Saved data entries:
....

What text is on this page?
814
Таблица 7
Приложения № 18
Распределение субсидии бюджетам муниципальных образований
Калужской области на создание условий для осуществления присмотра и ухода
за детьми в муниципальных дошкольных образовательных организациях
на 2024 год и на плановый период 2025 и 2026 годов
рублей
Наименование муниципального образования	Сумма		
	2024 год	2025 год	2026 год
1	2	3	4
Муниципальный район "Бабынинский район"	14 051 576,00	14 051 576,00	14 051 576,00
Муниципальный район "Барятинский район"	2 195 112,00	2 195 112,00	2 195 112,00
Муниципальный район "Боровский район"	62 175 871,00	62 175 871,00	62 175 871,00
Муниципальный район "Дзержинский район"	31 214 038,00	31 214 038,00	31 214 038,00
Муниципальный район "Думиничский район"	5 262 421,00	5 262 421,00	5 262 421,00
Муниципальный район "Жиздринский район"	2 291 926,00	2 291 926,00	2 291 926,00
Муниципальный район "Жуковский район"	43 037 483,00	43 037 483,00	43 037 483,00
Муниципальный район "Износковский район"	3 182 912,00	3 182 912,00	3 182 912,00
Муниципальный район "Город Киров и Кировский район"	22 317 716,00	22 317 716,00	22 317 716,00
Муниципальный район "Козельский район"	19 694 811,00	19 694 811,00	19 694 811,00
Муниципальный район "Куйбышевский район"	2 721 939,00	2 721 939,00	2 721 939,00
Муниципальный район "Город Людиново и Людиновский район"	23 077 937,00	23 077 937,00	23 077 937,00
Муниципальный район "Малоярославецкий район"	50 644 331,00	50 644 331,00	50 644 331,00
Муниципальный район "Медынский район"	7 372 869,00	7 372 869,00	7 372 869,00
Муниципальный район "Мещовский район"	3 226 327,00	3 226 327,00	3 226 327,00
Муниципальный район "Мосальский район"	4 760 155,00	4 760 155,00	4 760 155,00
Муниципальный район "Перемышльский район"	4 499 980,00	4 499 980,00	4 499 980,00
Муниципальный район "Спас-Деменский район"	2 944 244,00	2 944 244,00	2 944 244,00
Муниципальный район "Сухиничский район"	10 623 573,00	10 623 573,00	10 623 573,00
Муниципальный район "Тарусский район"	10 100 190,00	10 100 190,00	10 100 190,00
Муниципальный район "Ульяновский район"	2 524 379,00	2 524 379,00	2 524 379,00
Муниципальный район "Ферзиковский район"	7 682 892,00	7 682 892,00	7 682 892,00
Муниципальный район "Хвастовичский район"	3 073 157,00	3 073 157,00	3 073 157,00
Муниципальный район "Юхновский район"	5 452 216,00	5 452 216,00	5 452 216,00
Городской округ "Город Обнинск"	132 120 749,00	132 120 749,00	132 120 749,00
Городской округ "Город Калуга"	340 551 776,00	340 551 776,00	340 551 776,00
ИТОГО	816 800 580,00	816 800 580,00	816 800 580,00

....

* **TASK OBJECTIVE**
Every entry must be quoted exactly as it appears above.

* **OUTPUT BELOW**
What text is on this page?
814
Таблица 7
Приложения № 18
Распределение субсидии бюджетам муниципальных образований
Калужской области на создание условий для осуществления присмотра и ухода
за детьми в муниципальных дошкольных образовательных организациях
на 2024 год и на плановый период 2025 и 2026 годов
рублей
Наименование муниципального образования	Сумма		
	2024 год	2025 год	2026 год
1	2	3	4
Муниципальный район "Бабынинский район"	14 051 576,00	14 051 576,00	14 051 576,00
Муниципальный район "Барятинский район"	2 195 112,00	2 195 112,00	2 195 112,00
Муниципальный район "Боровский район"	62 175 871,00	62 175 871,00	62 175 871,00
Муниципальный район "Дзержинский район"	31 214 038,00	31 214 038,00	31 214 038,00
Муниципальный район "Думиничский район"	5 262 421,00	5 262 421,00	5 262 421,00
Муниципальный район "Жиздринский район"	2 291 926,00	2 291 926,00	2 291 926,00
Муниципальный район "Жуковский район"	43 037 483,00	43 037 483,00	43 037 483,00
Муниципальный район "Износковский район"	3 182 912,00	3 182 912,00	3 182 912,00
Муниципальный район "Город Киров и Кировский район"	22 317 716,00	22 317 716,00	22 317 716,00
Муниципальный район "Козельский район"	19 694 811,00	19 694 811,00	19 694 811,00
Муниципальный район "Куйбышевский район"	2 721 939,00	2 721 939,00	2 721 939,00
Муниципальный район "Город Людиново и Людиновский район"	23 077 937,00	23 077 937,00	23 077 937,00
Муниципальный район "Малоярославецкий район"	50 644 331,00	50 644 331,00	50 644 331,00
Муниципальный район "Медынский район"	7 372 869,00	7 372 869,00	7 372 869,00
Муниципальный район "Мещовский район"	3 226 327,00	3 226 327,00	3 226 327,00
Муниципальный район "Мосальский район"	4 760 155,00	4 760 155,00	4 760 155,00
Муниципальный район "Перемышльский район"	4 499 980,00	4 499 980,00	4 499 980,00
Муниципальный район "Спас-Деменский район"	2 944 244,00	2 944 244,00	2 944 244,00
Муниципальный район "Сухиничский район"	10 623 573,00	10 623 573,00	10 623 573,00
Муниципальный район "Тарусский район"	10 100 190,00	10 100 190,00	10 100 190,00
Муниципальный район "Ульяновский район"	2 524 379,00	2 524 379,00	2 524 379,00
Муниципальный район "Ферзиковский район"	7 682 892,00	7 682 892,00	7 682 892,00
Муниципальный район "Хвастовичский район"	3 073 157,00	3 073 157,00	3 073 157,00
Муниципальный район "Юхновский район"	5 452 216,00	5 452 216,00	5 452 216,00
Городской округ "Город Обнинск"	132 120 749,00	132 120 749,00	132 120 749,00
Городской округ "Город Калуга"	340 551 776,00	340 551 776,00	340 551 776,00
ИТОГО	816 800 580,00	816 800 580,00	816 800 580,00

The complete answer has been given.